* **EXERCISE INSTRUCTIONS**
Pictures in the data below are not part of the copy; transcribe everything else exactly.

* **INFORMATION SUPPLIED**
········
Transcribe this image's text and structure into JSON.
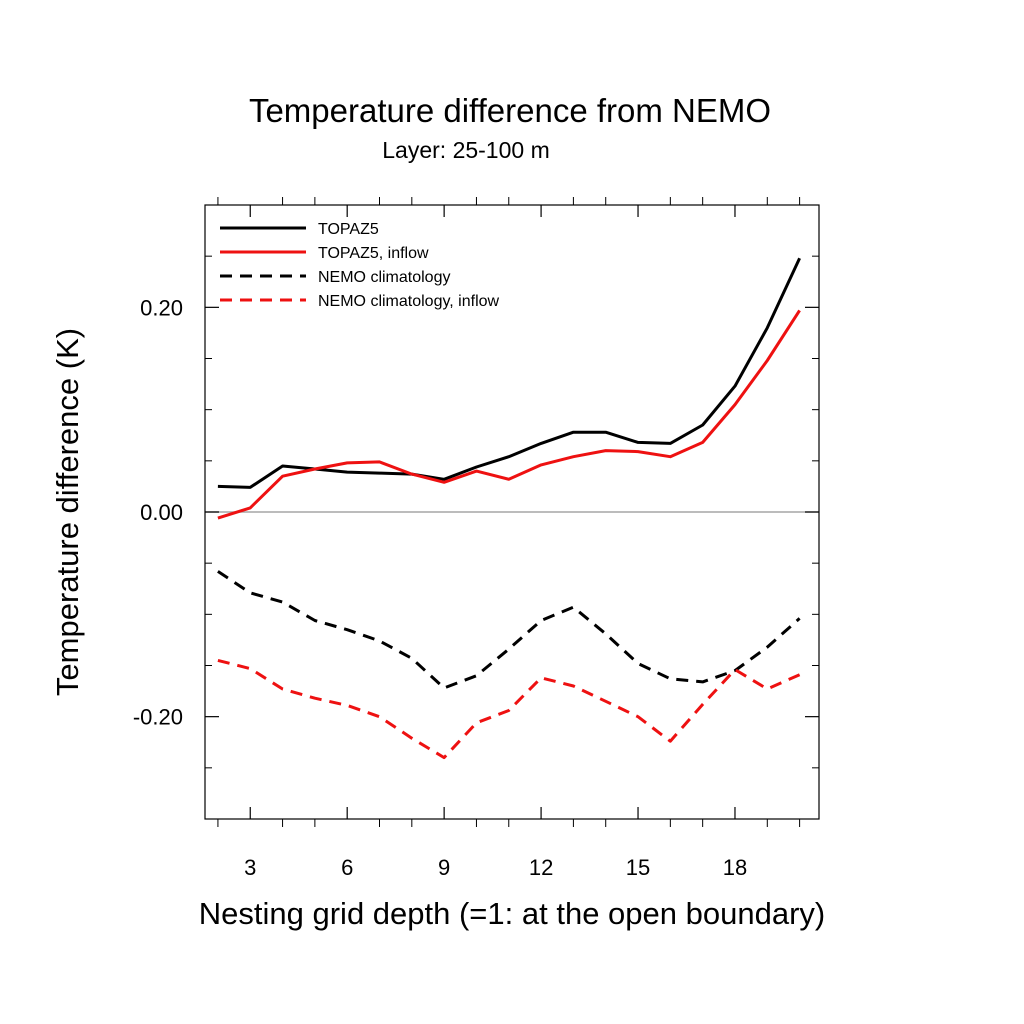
{
  "chart_data": {
    "type": "line",
    "title": "Temperature difference from NEMO",
    "subtitle": "Layer: 25-100 m",
    "xlabel": "Nesting grid depth (=1: at the open boundary)",
    "ylabel": "Temperature difference (K)",
    "xlim": [
      1.6,
      20.6
    ],
    "ylim": [
      -0.3,
      0.3
    ],
    "x_ticks": [
      3,
      6,
      9,
      12,
      15,
      18
    ],
    "x_tick_labels": [
      "3",
      "6",
      "9",
      "12",
      "15",
      "18"
    ],
    "y_ticks": [
      -0.2,
      0.0,
      0.2
    ],
    "y_tick_labels": [
      "-0.20",
      "0.00",
      "0.20"
    ],
    "grid": false,
    "zero_line": true,
    "legend_position": "top-left",
    "x": [
      2,
      3,
      4,
      5,
      6,
      7,
      8,
      9,
      10,
      11,
      12,
      13,
      14,
      15,
      16,
      17,
      18,
      19,
      20
    ],
    "series": [
      {
        "name": "TOPAZ5",
        "color": "#000000",
        "dash": "solid",
        "values": [
          0.025,
          0.024,
          0.045,
          0.042,
          0.039,
          0.038,
          0.037,
          0.032,
          0.044,
          0.054,
          0.067,
          0.078,
          0.078,
          0.068,
          0.067,
          0.085,
          0.123,
          0.18,
          0.248
        ]
      },
      {
        "name": "TOPAZ5, inflow",
        "color": "#ee1111",
        "dash": "solid",
        "values": [
          -0.006,
          0.004,
          0.035,
          0.042,
          0.048,
          0.049,
          0.037,
          0.029,
          0.04,
          0.032,
          0.046,
          0.054,
          0.06,
          0.059,
          0.054,
          0.068,
          0.105,
          0.148,
          0.197
        ]
      },
      {
        "name": "NEMO climatology",
        "color": "#000000",
        "dash": "dashed",
        "values": [
          -0.058,
          -0.079,
          -0.088,
          -0.106,
          -0.115,
          -0.126,
          -0.143,
          -0.172,
          -0.16,
          -0.134,
          -0.106,
          -0.093,
          -0.119,
          -0.148,
          -0.163,
          -0.166,
          -0.155,
          -0.132,
          -0.104
        ]
      },
      {
        "name": "NEMO climatology, inflow",
        "color": "#ee1111",
        "dash": "dashed",
        "values": [
          -0.145,
          -0.153,
          -0.173,
          -0.182,
          -0.189,
          -0.2,
          -0.221,
          -0.24,
          -0.206,
          -0.194,
          -0.162,
          -0.17,
          -0.185,
          -0.2,
          -0.224,
          -0.188,
          -0.154,
          -0.173,
          -0.159
        ]
      }
    ]
  }
}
········
* **EXERCISE ANSWER**
Transcribe this image's text and structure into JSON.
{
  "chart_data": {
    "type": "line",
    "title": "Temperature difference from NEMO",
    "subtitle": "Layer: 25-100 m",
    "xlabel": "Nesting grid depth (=1: at the open boundary)",
    "ylabel": "Temperature difference (K)",
    "xlim": [
      1.6,
      20.6
    ],
    "ylim": [
      -0.3,
      0.3
    ],
    "x_ticks": [
      3,
      6,
      9,
      12,
      15,
      18
    ],
    "x_tick_labels": [
      "3",
      "6",
      "9",
      "12",
      "15",
      "18"
    ],
    "y_ticks": [
      -0.2,
      0.0,
      0.2
    ],
    "y_tick_labels": [
      "-0.20",
      "0.00",
      "0.20"
    ],
    "grid": false,
    "zero_line": true,
    "legend_position": "top-left",
    "x": [
      2,
      3,
      4,
      5,
      6,
      7,
      8,
      9,
      10,
      11,
      12,
      13,
      14,
      15,
      16,
      17,
      18,
      19,
      20
    ],
    "series": [
      {
        "name": "TOPAZ5",
        "color": "#000000",
        "dash": "solid",
        "values": [
          0.025,
          0.024,
          0.045,
          0.042,
          0.039,
          0.038,
          0.037,
          0.032,
          0.044,
          0.054,
          0.067,
          0.078,
          0.078,
          0.068,
          0.067,
          0.085,
          0.123,
          0.18,
          0.248
        ]
      },
      {
        "name": "TOPAZ5, inflow",
        "color": "#ee1111",
        "dash": "solid",
        "values": [
          -0.006,
          0.004,
          0.035,
          0.042,
          0.048,
          0.049,
          0.037,
          0.029,
          0.04,
          0.032,
          0.046,
          0.054,
          0.06,
          0.059,
          0.054,
          0.068,
          0.105,
          0.148,
          0.197
        ]
      },
      {
        "name": "NEMO climatology",
        "color": "#000000",
        "dash": "dashed",
        "values": [
          -0.058,
          -0.079,
          -0.088,
          -0.106,
          -0.115,
          -0.126,
          -0.143,
          -0.172,
          -0.16,
          -0.134,
          -0.106,
          -0.093,
          -0.119,
          -0.148,
          -0.163,
          -0.166,
          -0.155,
          -0.132,
          -0.104
        ]
      },
      {
        "name": "NEMO climatology, inflow",
        "color": "#ee1111",
        "dash": "dashed",
        "values": [
          -0.145,
          -0.153,
          -0.173,
          -0.182,
          -0.189,
          -0.2,
          -0.221,
          -0.24,
          -0.206,
          -0.194,
          -0.162,
          -0.17,
          -0.185,
          -0.2,
          -0.224,
          -0.188,
          -0.154,
          -0.173,
          -0.159
        ]
      }
    ]
  }
}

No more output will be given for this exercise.